■ **WHAT YOU WILL DO**:
Restate the listing that follows word for word, without its pictures.
-------- INPUT RECORDS --------
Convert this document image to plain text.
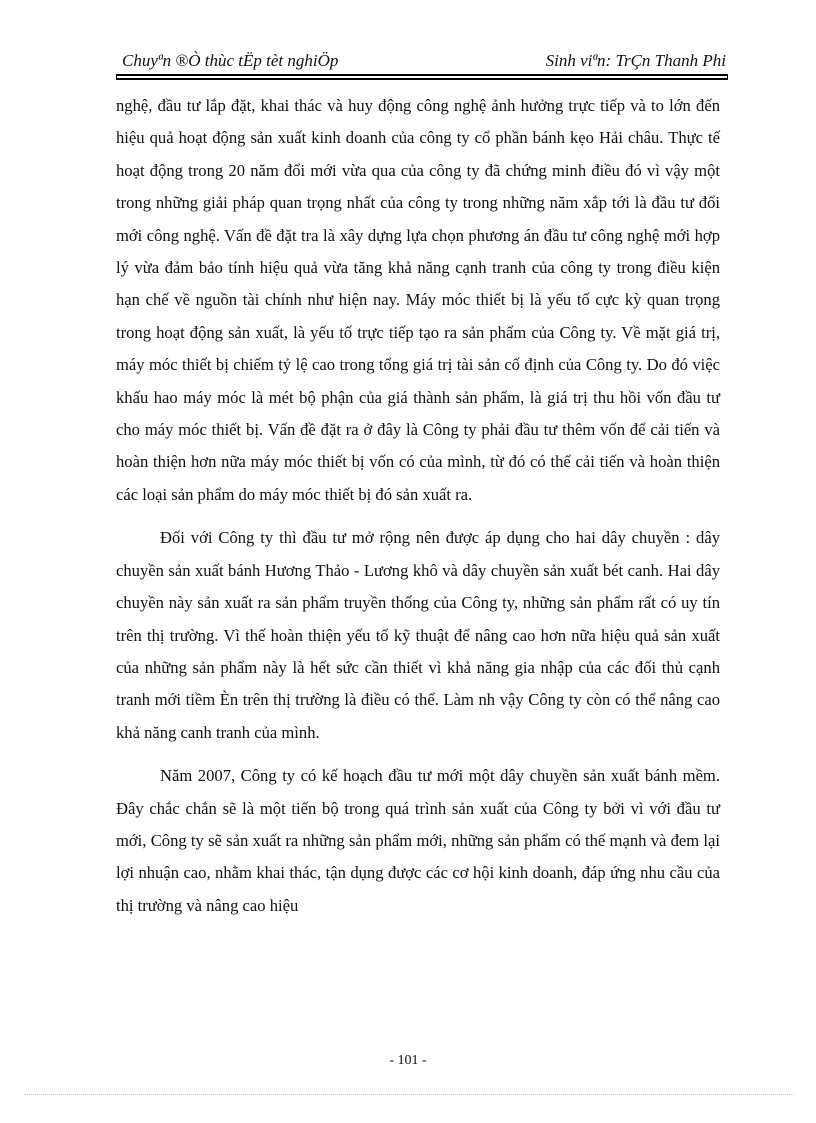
Chuyªn ®Ò thùc tËp tèt nghiÖp	Sinh viªn: TrÇn Thanh Phi

nghệ, đầu tư lắp đặt, khai thác và huy động công nghệ ảnh hưởng trực tiếp và to lớn đến hiệu quả hoạt động sản xuất kinh doanh của công ty cổ phần bánh kẹo Hải châu. Thực tế hoạt động trong 20 năm đổi mới vừa qua của công ty đã chứng minh điều đó vì vậy một trong những giải pháp quan trọng nhất của công ty trong những năm xắp tới là đầu tư đổi mới công nghệ. Vấn đề đặt tra là xây dựng lựa chọn phương án đầu tư công nghệ mới hợp lý vừa đảm bảo tính hiệu quả vừa tăng khả năng cạnh tranh của công ty trong điều kiện hạn chế về nguồn tài chính như hiện nay. Máy móc thiết bị là yếu tố cực kỳ quan trọng trong hoạt động sản xuất, là yếu tố trực tiếp tạo ra sản phẩm của Công ty. Về mặt giá trị, máy móc thiết bị chiếm tỷ lệ cao trong tổng giá trị tài sản cố định của Công ty. Do đó việc khấu hao máy móc là mét bộ phận của giá thành sản phẩm, là giá trị thu hồi vốn đầu tư cho máy móc thiết bị. Vấn đề đặt ra ở đây là Công ty phải đầu tư thêm vốn để cải tiến và hoàn thiện hơn nữa máy móc thiết bị vốn có của mình, từ đó có thể cải tiến và hoàn thiện các loại sản phẩm do máy móc thiết bị đó sản xuất ra.

Đối với Công ty thì đầu tư mở rộng nên được áp dụng cho hai dây chuyền : dây chuyền sản xuất bánh Hương Thảo - Lương khô và dây chuyền sản xuất bét canh. Hai dây chuyền này sản xuất ra sản phẩm truyền thống của Công ty, những sản phẩm rất có uy tín trên thị trường. Vì thế hoàn thiện yếu tố kỹ thuật để nâng cao hơn nữa hiệu quả sản xuất của những sản phẩm này là hết sức cần thiết vì khả năng gia nhập của các đối thủ cạnh tranh mới tiềm Èn trên thị trường là điều có thể. Làm nh vậy Công ty còn có thể nâng cao khả năng canh tranh của mình.

Năm 2007, Công ty có kế hoạch đầu tư mới một dây chuyền sản xuất bánh mềm. Đây chắc chắn sẽ là một tiến bộ trong quá trình sản xuất của Công ty bởi vì với đầu tư mới, Công ty sẽ sản xuất ra những sản phẩm mới, những sản phẩm có thế mạnh và đem lại lợi nhuận cao, nhằm khai thác, tận dụng được các cơ hội kinh doanh, đáp ứng nhu cầu của thị trường và nâng cao hiệu

- 101 -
--------
■ **RESULT**:
Convert this document image to plain text.
Chuyªn ®Ò thùc tËp tèt nghiÖp	Sinh viªn: TrÇn Thanh Phi

nghệ, đầu tư lắp đặt, khai thác và huy động công nghệ ảnh hưởng trực tiếp và to lớn đến hiệu quả hoạt động sản xuất kinh doanh của công ty cổ phần bánh kẹo Hải châu. Thực tế hoạt động trong 20 năm đổi mới vừa qua của công ty đã chứng minh điều đó vì vậy một trong những giải pháp quan trọng nhất của công ty trong những năm xắp tới là đầu tư đổi mới công nghệ. Vấn đề đặt tra là xây dựng lựa chọn phương án đầu tư công nghệ mới hợp lý vừa đảm bảo tính hiệu quả vừa tăng khả năng cạnh tranh của công ty trong điều kiện hạn chế về nguồn tài chính như hiện nay. Máy móc thiết bị là yếu tố cực kỳ quan trọng trong hoạt động sản xuất, là yếu tố trực tiếp tạo ra sản phẩm của Công ty. Về mặt giá trị, máy móc thiết bị chiếm tỷ lệ cao trong tổng giá trị tài sản cố định của Công ty. Do đó việc khấu hao máy móc là mét bộ phận của giá thành sản phẩm, là giá trị thu hồi vốn đầu tư cho máy móc thiết bị. Vấn đề đặt ra ở đây là Công ty phải đầu tư thêm vốn để cải tiến và hoàn thiện hơn nữa máy móc thiết bị vốn có của mình, từ đó có thể cải tiến và hoàn thiện các loại sản phẩm do máy móc thiết bị đó sản xuất ra.

Đối với Công ty thì đầu tư mở rộng nên được áp dụng cho hai dây chuyền : dây chuyền sản xuất bánh Hương Thảo - Lương khô và dây chuyền sản xuất bét canh. Hai dây chuyền này sản xuất ra sản phẩm truyền thống của Công ty, những sản phẩm rất có uy tín trên thị trường. Vì thế hoàn thiện yếu tố kỹ thuật để nâng cao hơn nữa hiệu quả sản xuất của những sản phẩm này là hết sức cần thiết vì khả năng gia nhập của các đối thủ cạnh tranh mới tiềm Èn trên thị trường là điều có thể. Làm nh vậy Công ty còn có thể nâng cao khả năng canh tranh của mình.

Năm 2007, Công ty có kế hoạch đầu tư mới một dây chuyền sản xuất bánh mềm. Đây chắc chắn sẽ là một tiến bộ trong quá trình sản xuất của Công ty bởi vì với đầu tư mới, Công ty sẽ sản xuất ra những sản phẩm mới, những sản phẩm có thế mạnh và đem lại lợi nhuận cao, nhằm khai thác, tận dụng được các cơ hội kinh doanh, đáp ứng nhu cầu của thị trường và nâng cao hiệu

- 101 -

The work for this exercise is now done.